Problem description:
Return all of the entries exactly as written.

The data:
┌──
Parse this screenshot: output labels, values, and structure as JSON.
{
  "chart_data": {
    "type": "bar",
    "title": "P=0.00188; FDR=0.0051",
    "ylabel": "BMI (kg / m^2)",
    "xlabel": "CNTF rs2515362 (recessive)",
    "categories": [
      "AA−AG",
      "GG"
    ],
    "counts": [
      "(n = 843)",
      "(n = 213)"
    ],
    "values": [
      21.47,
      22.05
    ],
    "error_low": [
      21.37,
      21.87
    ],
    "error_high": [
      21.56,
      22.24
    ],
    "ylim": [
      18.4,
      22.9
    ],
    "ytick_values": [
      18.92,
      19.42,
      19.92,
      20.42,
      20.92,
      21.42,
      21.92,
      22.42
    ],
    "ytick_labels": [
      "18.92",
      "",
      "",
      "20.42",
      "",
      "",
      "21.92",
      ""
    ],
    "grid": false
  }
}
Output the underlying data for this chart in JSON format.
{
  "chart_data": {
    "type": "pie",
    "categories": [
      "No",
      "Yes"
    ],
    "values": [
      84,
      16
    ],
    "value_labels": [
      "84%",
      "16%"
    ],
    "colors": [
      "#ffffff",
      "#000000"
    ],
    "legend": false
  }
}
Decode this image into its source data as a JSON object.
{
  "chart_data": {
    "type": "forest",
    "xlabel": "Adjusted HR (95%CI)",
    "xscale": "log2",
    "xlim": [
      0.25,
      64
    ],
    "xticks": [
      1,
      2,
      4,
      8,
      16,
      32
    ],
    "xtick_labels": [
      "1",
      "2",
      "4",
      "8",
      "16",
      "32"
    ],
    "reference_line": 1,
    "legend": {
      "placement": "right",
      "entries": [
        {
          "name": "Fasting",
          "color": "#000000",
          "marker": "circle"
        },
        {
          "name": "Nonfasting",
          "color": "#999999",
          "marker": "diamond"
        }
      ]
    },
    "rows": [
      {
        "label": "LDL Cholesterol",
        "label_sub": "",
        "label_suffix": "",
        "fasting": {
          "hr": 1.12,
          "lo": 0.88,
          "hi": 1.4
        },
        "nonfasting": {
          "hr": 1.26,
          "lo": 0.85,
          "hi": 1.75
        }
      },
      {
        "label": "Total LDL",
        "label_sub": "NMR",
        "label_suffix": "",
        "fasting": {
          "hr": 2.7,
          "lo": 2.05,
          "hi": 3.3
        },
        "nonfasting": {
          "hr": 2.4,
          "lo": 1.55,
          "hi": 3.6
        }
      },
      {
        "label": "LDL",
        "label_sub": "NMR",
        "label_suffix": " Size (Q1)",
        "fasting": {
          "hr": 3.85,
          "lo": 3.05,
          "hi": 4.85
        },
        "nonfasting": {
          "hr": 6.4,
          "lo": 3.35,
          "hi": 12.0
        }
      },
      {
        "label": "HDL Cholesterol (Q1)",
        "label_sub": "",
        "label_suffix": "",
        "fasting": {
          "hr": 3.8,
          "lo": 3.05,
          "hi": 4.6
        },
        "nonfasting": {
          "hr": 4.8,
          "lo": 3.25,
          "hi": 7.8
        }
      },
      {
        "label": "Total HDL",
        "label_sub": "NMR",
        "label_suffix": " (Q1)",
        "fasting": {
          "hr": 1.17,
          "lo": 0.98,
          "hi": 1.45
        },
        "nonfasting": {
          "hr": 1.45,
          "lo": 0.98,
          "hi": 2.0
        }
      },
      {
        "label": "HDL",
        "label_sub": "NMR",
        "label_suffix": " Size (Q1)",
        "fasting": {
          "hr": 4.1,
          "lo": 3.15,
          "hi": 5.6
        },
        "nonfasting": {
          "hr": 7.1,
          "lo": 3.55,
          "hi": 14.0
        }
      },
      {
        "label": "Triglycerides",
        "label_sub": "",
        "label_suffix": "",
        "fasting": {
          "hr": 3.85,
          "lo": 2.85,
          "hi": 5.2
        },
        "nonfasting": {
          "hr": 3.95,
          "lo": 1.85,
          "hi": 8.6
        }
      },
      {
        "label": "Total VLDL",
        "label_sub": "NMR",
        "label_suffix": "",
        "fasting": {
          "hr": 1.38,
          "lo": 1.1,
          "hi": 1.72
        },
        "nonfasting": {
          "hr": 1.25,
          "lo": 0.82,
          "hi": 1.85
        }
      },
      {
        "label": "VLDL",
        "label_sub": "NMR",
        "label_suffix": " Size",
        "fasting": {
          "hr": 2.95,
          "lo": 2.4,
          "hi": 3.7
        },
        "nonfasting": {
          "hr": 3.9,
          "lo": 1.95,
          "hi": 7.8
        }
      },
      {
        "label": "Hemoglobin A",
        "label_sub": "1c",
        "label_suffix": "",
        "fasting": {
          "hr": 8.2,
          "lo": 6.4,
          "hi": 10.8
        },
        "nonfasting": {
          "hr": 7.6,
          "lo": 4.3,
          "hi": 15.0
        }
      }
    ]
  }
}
└──
Exercise output:
Parse this screenshot: output labels, values, and structure as JSON.
{
  "chart_data": {
    "type": "bar",
    "title": "P=0.00188; FDR=0.0051",
    "ylabel": "BMI (kg / m^2)",
    "xlabel": "CNTF rs2515362 (recessive)",
    "categories": [
      "AA−AG",
      "GG"
    ],
    "counts": [
      "(n = 843)",
      "(n = 213)"
    ],
    "values": [
      21.47,
      22.05
    ],
    "error_low": [
      21.37,
      21.87
    ],
    "error_high": [
      21.56,
      22.24
    ],
    "ylim": [
      18.4,
      22.9
    ],
    "ytick_values": [
      18.92,
      19.42,
      19.92,
      20.42,
      20.92,
      21.42,
      21.92,
      22.42
    ],
    "ytick_labels": [
      "18.92",
      "",
      "",
      "20.42",
      "",
      "",
      "21.92",
      ""
    ],
    "grid": false
  }
}
Output the underlying data for this chart in JSON format.
{
  "chart_data": {
    "type": "pie",
    "categories": [
      "No",
      "Yes"
    ],
    "values": [
      84,
      16
    ],
    "value_labels": [
      "84%",
      "16%"
    ],
    "colors": [
      "#ffffff",
      "#000000"
    ],
    "legend": false
  }
}
Decode this image into its source data as a JSON object.
{
  "chart_data": {
    "type": "forest",
    "xlabel": "Adjusted HR (95%CI)",
    "xscale": "log2",
    "xlim": [
      0.25,
      64
    ],
    "xticks": [
      1,
      2,
      4,
      8,
      16,
      32
    ],
    "xtick_labels": [
      "1",
      "2",
      "4",
      "8",
      "16",
      "32"
    ],
    "reference_line": 1,
    "legend": {
      "placement": "right",
      "entries": [
        {
          "name": "Fasting",
          "color": "#000000",
          "marker": "circle"
        },
        {
          "name": "Nonfasting",
          "color": "#999999",
          "marker": "diamond"
        }
      ]
    },
    "rows": [
      {
        "label": "LDL Cholesterol",
        "label_sub": "",
        "label_suffix": "",
        "fasting": {
          "hr": 1.12,
          "lo": 0.88,
          "hi": 1.4
        },
        "nonfasting": {
          "hr": 1.26,
          "lo": 0.85,
          "hi": 1.75
        }
      },
      {
        "label": "Total LDL",
        "label_sub": "NMR",
        "label_suffix": "",
        "fasting": {
          "hr": 2.7,
          "lo": 2.05,
          "hi": 3.3
        },
        "nonfasting": {
          "hr": 2.4,
          "lo": 1.55,
          "hi": 3.6
        }
      },
      {
        "label": "LDL",
        "label_sub": "NMR",
        "label_suffix": " Size (Q1)",
        "fasting": {
          "hr": 3.85,
          "lo": 3.05,
          "hi": 4.85
        },
        "nonfasting": {
          "hr": 6.4,
          "lo": 3.35,
          "hi": 12.0
        }
      },
      {
        "label": "HDL Cholesterol (Q1)",
        "label_sub": "",
        "label_suffix": "",
        "fasting": {
          "hr": 3.8,
          "lo": 3.05,
          "hi": 4.6
        },
        "nonfasting": {
          "hr": 4.8,
          "lo": 3.25,
          "hi": 7.8
        }
      },
      {
        "label": "Total HDL",
        "label_sub": "NMR",
        "label_suffix": " (Q1)",
        "fasting": {
          "hr": 1.17,
          "lo": 0.98,
          "hi": 1.45
        },
        "nonfasting": {
          "hr": 1.45,
          "lo": 0.98,
          "hi": 2.0
        }
      },
      {
        "label": "HDL",
        "label_sub": "NMR",
        "label_suffix": " Size (Q1)",
        "fasting": {
          "hr": 4.1,
          "lo": 3.15,
          "hi": 5.6
        },
        "nonfasting": {
          "hr": 7.1,
          "lo": 3.55,
          "hi": 14.0
        }
      },
      {
        "label": "Triglycerides",
        "label_sub": "",
        "label_suffix": "",
        "fasting": {
          "hr": 3.85,
          "lo": 2.85,
          "hi": 5.2
        },
        "nonfasting": {
          "hr": 3.95,
          "lo": 1.85,
          "hi": 8.6
        }
      },
      {
        "label": "Total VLDL",
        "label_sub": "NMR",
        "label_suffix": "",
        "fasting": {
          "hr": 1.38,
          "lo": 1.1,
          "hi": 1.72
        },
        "nonfasting": {
          "hr": 1.25,
          "lo": 0.82,
          "hi": 1.85
        }
      },
      {
        "label": "VLDL",
        "label_sub": "NMR",
        "label_suffix": " Size",
        "fasting": {
          "hr": 2.95,
          "lo": 2.4,
          "hi": 3.7
        },
        "nonfasting": {
          "hr": 3.9,
          "lo": 1.95,
          "hi": 7.8
        }
      },
      {
        "label": "Hemoglobin A",
        "label_sub": "1c",
        "label_suffix": "",
        "fasting": {
          "hr": 8.2,
          "lo": 6.4,
          "hi": 10.8
        },
        "nonfasting": {
          "hr": 7.6,
          "lo": 4.3,
          "hi": 15.0
        }
      }
    ]
  }
}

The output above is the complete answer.